Return each line of the data below verbatim; pictures are to be left out.

Items listed in a dataset:
------

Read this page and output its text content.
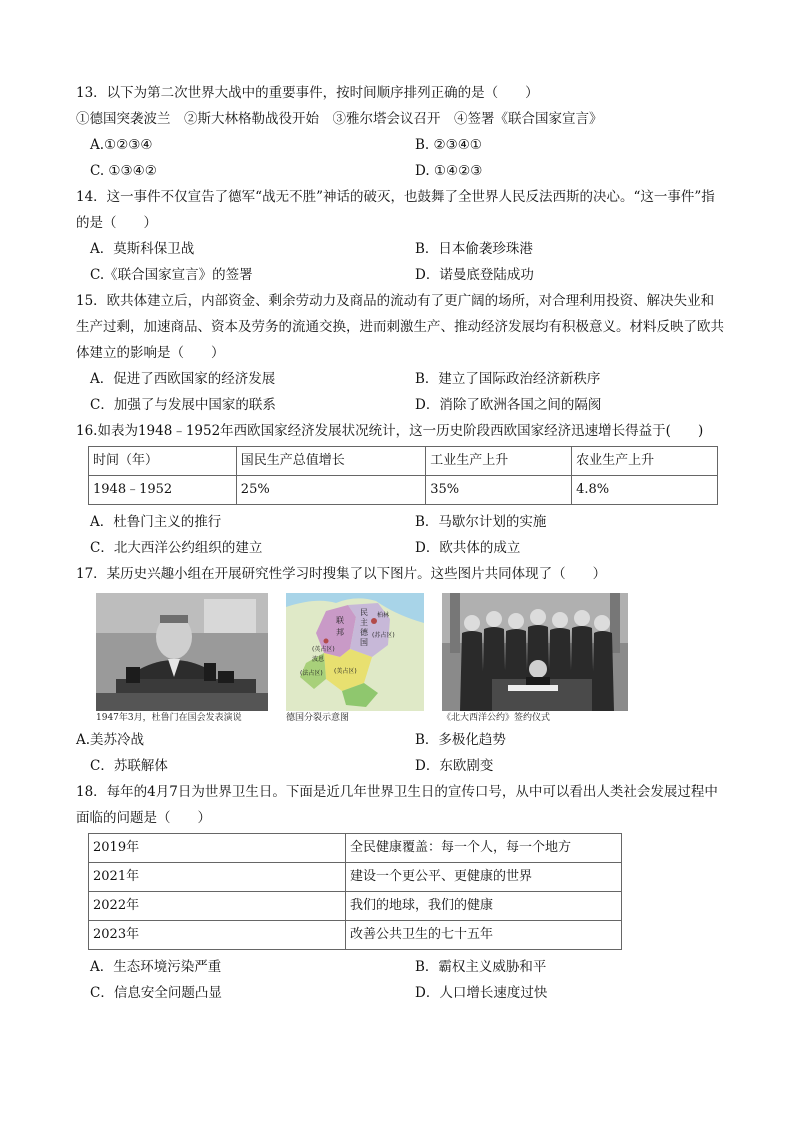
13．以下为第二次世界大战中的重要事件，按时间顺序排列正确的是（　　）

①德国突袭波兰　②斯大林格勒战役开始　③雅尔塔会议召开　④签署《联合国家宣言》

A.①②③④	B. ②③④①
C. ①③④②	D. ①④②③

14．这一事件不仅宣告了德军“战无不胜”神话的破灭，也鼓舞了全世界人民反法西斯的决心。“这一事件”指的是（　　）

A．莫斯科保卫战	B．日本偷袭珍珠港
C.《联合国家宣言》的签署	D．诺曼底登陆成功

15．欧共体建立后，内部资金、剩余劳动力及商品的流动有了更广阔的场所，对合理利用投资、解决失业和生产过剩，加速商品、资本及劳务的流通交换，进而刺激生产、推动经济发展均有积极意义。材料反映了欧共体建立的影响是（　　）

A．促进了西欧国家的经济发展	B．建立了国际政治经济新秩序
C．加强了与发展中国家的联系	D．消除了欧洲各国之间的隔阂

16.如表为1948﹣1952年西欧国家经济发展状况统计，这一历史阶段西欧国家经济迅速增长得益于(　　)

时间（年）	国民生产总值增长	工业生产上升	农业生产上升
1948﹣1952	25%	35%	4.8%
A．杜鲁门主义的推行	B．马歇尔计划的实施
C．北大西洋公约组织的建立	D．欧共体的成立

17．某历史兴趣小组在开展研究性学习时搜集了以下图片。这些图片共同体现了（　　）

1947年3月，杜鲁门在国会发表演说
联
邦
民
主
德
国
柏林
(苏占区)
(美占区)
(英占区)
(法占区)
波恩
德国分裂示意图	《北大西洋公约》签约仪式
A.美苏冷战	B．多极化趋势
C．苏联解体	D．东欧剧变

18．每年的4月7日为世界卫生日。下面是近几年世界卫生日的宣传口号，从中可以看出人类社会发展过程中面临的问题是（　　）

2019年	全民健康覆盖：每一个人，每一个地方
2021年	建设一个更公平、更健康的世界
2022年	我们的地球，我们的健康
2023年	改善公共卫生的七十五年
A．生态环境污染严重	B．霸权主义威胁和平
C．信息安全问题凸显	D．人口增长速度过快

------

» **Solution to this task**
Read this page and output its text content.
13．以下为第二次世界大战中的重要事件，按时间顺序排列正确的是（　　）

①德国突袭波兰　②斯大林格勒战役开始　③雅尔塔会议召开　④签署《联合国家宣言》

A.①②③④	B. ②③④①
C. ①③④②	D. ①④②③

14．这一事件不仅宣告了德军“战无不胜”神话的破灭，也鼓舞了全世界人民反法西斯的决心。“这一事件”指的是（　　）

A．莫斯科保卫战	B．日本偷袭珍珠港
C.《联合国家宣言》的签署	D．诺曼底登陆成功

15．欧共体建立后，内部资金、剩余劳动力及商品的流动有了更广阔的场所，对合理利用投资、解决失业和生产过剩，加速商品、资本及劳务的流通交换，进而刺激生产、推动经济发展均有积极意义。材料反映了欧共体建立的影响是（　　）

A．促进了西欧国家的经济发展	B．建立了国际政治经济新秩序
C．加强了与发展中国家的联系	D．消除了欧洲各国之间的隔阂

16.如表为1948﹣1952年西欧国家经济发展状况统计，这一历史阶段西欧国家经济迅速增长得益于(　　)

时间（年）	国民生产总值增长	工业生产上升	农业生产上升
1948﹣1952	25%	35%	4.8%
A．杜鲁门主义的推行	B．马歇尔计划的实施
C．北大西洋公约组织的建立	D．欧共体的成立

17．某历史兴趣小组在开展研究性学习时搜集了以下图片。这些图片共同体现了（　　）

1947年3月，杜鲁门在国会发表演说
联
邦
民
主
德
国
柏林
(苏占区)
(美占区)
(英占区)
(法占区)
波恩
德国分裂示意图	《北大西洋公约》签约仪式
A.美苏冷战	B．多极化趋势
C．苏联解体	D．东欧剧变

18．每年的4月7日为世界卫生日。下面是近几年世界卫生日的宣传口号，从中可以看出人类社会发展过程中面临的问题是（　　）

2019年	全民健康覆盖：每一个人，每一个地方
2021年	建设一个更公平、更健康的世界
2022年	我们的地球，我们的健康
2023年	改善公共卫生的七十五年
A．生态环境污染严重	B．霸权主义威胁和平
C．信息安全问题凸显	D．人口增长速度过快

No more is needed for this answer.